"""
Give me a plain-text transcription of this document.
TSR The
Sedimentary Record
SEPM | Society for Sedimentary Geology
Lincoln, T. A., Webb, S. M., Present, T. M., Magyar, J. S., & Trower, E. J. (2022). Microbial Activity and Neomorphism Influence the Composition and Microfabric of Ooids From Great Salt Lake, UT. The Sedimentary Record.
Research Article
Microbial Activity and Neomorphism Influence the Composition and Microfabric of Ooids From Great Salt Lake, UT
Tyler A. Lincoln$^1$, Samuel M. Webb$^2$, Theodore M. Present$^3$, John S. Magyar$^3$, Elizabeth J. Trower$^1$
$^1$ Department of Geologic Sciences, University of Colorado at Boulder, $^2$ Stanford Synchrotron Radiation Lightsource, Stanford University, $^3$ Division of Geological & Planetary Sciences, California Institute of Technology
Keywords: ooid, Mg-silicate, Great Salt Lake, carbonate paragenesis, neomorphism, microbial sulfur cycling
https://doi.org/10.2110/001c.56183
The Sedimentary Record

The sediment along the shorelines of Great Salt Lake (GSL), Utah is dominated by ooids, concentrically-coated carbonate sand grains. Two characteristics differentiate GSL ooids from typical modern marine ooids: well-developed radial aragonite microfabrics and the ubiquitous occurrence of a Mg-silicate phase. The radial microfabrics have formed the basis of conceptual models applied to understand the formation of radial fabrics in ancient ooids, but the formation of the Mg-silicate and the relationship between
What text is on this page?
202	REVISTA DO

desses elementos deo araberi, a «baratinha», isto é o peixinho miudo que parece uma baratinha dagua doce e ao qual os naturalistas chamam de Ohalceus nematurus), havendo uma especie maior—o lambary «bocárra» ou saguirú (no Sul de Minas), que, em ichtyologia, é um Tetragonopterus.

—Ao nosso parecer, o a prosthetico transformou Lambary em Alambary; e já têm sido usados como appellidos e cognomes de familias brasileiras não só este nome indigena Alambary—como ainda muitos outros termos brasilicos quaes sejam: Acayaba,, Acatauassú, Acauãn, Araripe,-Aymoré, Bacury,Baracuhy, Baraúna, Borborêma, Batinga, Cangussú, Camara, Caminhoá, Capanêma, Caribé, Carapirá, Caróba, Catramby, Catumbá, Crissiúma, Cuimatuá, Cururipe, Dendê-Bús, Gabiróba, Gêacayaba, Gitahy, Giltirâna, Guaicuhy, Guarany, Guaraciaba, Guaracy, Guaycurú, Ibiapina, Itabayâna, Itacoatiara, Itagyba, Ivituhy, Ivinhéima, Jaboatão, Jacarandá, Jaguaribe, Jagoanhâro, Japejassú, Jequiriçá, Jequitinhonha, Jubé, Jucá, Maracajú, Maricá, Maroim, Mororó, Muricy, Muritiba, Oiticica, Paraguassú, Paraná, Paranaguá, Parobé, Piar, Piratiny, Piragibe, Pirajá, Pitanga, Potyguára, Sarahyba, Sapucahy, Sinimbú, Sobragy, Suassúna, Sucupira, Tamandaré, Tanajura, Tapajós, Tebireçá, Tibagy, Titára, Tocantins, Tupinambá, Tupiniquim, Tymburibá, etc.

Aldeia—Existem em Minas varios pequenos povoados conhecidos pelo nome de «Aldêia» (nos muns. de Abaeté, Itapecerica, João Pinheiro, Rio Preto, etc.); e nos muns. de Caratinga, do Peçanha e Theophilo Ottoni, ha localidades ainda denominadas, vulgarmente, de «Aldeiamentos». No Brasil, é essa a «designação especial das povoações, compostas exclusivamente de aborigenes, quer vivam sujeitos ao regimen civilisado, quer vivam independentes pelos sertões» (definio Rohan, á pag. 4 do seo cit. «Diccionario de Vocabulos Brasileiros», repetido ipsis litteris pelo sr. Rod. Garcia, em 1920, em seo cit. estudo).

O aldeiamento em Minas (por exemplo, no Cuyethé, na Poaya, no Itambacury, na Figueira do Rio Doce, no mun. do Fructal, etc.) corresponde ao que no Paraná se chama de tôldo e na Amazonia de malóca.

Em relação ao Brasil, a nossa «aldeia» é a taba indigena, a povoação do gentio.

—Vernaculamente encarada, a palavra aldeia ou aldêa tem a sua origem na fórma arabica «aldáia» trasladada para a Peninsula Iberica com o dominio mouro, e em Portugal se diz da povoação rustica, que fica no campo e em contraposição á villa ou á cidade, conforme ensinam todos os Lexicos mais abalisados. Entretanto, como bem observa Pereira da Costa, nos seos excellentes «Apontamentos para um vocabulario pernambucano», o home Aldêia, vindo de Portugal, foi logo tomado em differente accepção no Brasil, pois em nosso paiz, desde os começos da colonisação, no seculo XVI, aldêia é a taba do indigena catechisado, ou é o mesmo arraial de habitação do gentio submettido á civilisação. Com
"""
Aim of the exercise =>
Write each line of the data down again exactly as it reads.

Exercise output =>
Give me a plain-text transcription of this document.
TSR The
Sedimentary Record
SEPM | Society for Sedimentary Geology
Lincoln, T. A., Webb, S. M., Present, T. M., Magyar, J. S., & Trower, E. J. (2022). Microbial Activity and Neomorphism Influence the Composition and Microfabric of Ooids From Great Salt Lake, UT. The Sedimentary Record.
Research Article
Microbial Activity and Neomorphism Influence the Composition and Microfabric of Ooids From Great Salt Lake, UT
Tyler A. Lincoln$^1$, Samuel M. Webb$^2$, Theodore M. Present$^3$, John S. Magyar$^3$, Elizabeth J. Trower$^1$
$^1$ Department of Geologic Sciences, University of Colorado at Boulder, $^2$ Stanford Synchrotron Radiation Lightsource, Stanford University, $^3$ Division of Geological & Planetary Sciences, California Institute of Technology
Keywords: ooid, Mg-silicate, Great Salt Lake, carbonate paragenesis, neomorphism, microbial sulfur cycling
https://doi.org/10.2110/001c.56183
The Sedimentary Record

The sediment along the shorelines of Great Salt Lake (GSL), Utah is dominated by ooids, concentrically-coated carbonate sand grains. Two characteristics differentiate GSL ooids from typical modern marine ooids: well-developed radial aragonite microfabrics and the ubiquitous occurrence of a Mg-silicate phase. The radial microfabrics have formed the basis of conceptual models applied to understand the formation of radial fabrics in ancient ooids, but the formation of the Mg-silicate and the relationship between
What text is on this page?
202	REVISTA DO

desses elementos deo araberi, a «baratinha», isto é o peixinho miudo que parece uma baratinha dagua doce e ao qual os naturalistas chamam de Ohalceus nematurus), havendo uma especie maior—o lambary «bocárra» ou saguirú (no Sul de Minas), que, em ichtyologia, é um Tetragonopterus.

—Ao nosso parecer, o a prosthetico transformou Lambary em Alambary; e já têm sido usados como appellidos e cognomes de familias brasileiras não só este nome indigena Alambary—como ainda muitos outros termos brasilicos quaes sejam: Acayaba,, Acatauassú, Acauãn, Araripe,-Aymoré, Bacury,Baracuhy, Baraúna, Borborêma, Batinga, Cangussú, Camara, Caminhoá, Capanêma, Caribé, Carapirá, Caróba, Catramby, Catumbá, Crissiúma, Cuimatuá, Cururipe, Dendê-Bús, Gabiróba, Gêacayaba, Gitahy, Giltirâna, Guaicuhy, Guarany, Guaraciaba, Guaracy, Guaycurú, Ibiapina, Itabayâna, Itacoatiara, Itagyba, Ivituhy, Ivinhéima, Jaboatão, Jacarandá, Jaguaribe, Jagoanhâro, Japejassú, Jequiriçá, Jequitinhonha, Jubé, Jucá, Maracajú, Maricá, Maroim, Mororó, Muricy, Muritiba, Oiticica, Paraguassú, Paraná, Paranaguá, Parobé, Piar, Piratiny, Piragibe, Pirajá, Pitanga, Potyguára, Sarahyba, Sapucahy, Sinimbú, Sobragy, Suassúna, Sucupira, Tamandaré, Tanajura, Tapajós, Tebireçá, Tibagy, Titára, Tocantins, Tupinambá, Tupiniquim, Tymburibá, etc.

Aldeia—Existem em Minas varios pequenos povoados conhecidos pelo nome de «Aldêia» (nos muns. de Abaeté, Itapecerica, João Pinheiro, Rio Preto, etc.); e nos muns. de Caratinga, do Peçanha e Theophilo Ottoni, ha localidades ainda denominadas, vulgarmente, de «Aldeiamentos». No Brasil, é essa a «designação especial das povoações, compostas exclusivamente de aborigenes, quer vivam sujeitos ao regimen civilisado, quer vivam independentes pelos sertões» (definio Rohan, á pag. 4 do seo cit. «Diccionario de Vocabulos Brasileiros», repetido ipsis litteris pelo sr. Rod. Garcia, em 1920, em seo cit. estudo).

O aldeiamento em Minas (por exemplo, no Cuyethé, na Poaya, no Itambacury, na Figueira do Rio Doce, no mun. do Fructal, etc.) corresponde ao que no Paraná se chama de tôldo e na Amazonia de malóca.

Em relação ao Brasil, a nossa «aldeia» é a taba indigena, a povoação do gentio.

—Vernaculamente encarada, a palavra aldeia ou aldêa tem a sua origem na fórma arabica «aldáia» trasladada para a Peninsula Iberica com o dominio mouro, e em Portugal se diz da povoação rustica, que fica no campo e em contraposição á villa ou á cidade, conforme ensinam todos os Lexicos mais abalisados. Entretanto, como bem observa Pereira da Costa, nos seos excellentes «Apontamentos para um vocabulario pernambucano», o home Aldêia, vindo de Portugal, foi logo tomado em differente accepção no Brasil, pois em nosso paiz, desde os começos da colonisação, no seculo XVI, aldêia é a taba do indigena catechisado, ou é o mesmo arraial de habitação do gentio submettido á civilisação. Com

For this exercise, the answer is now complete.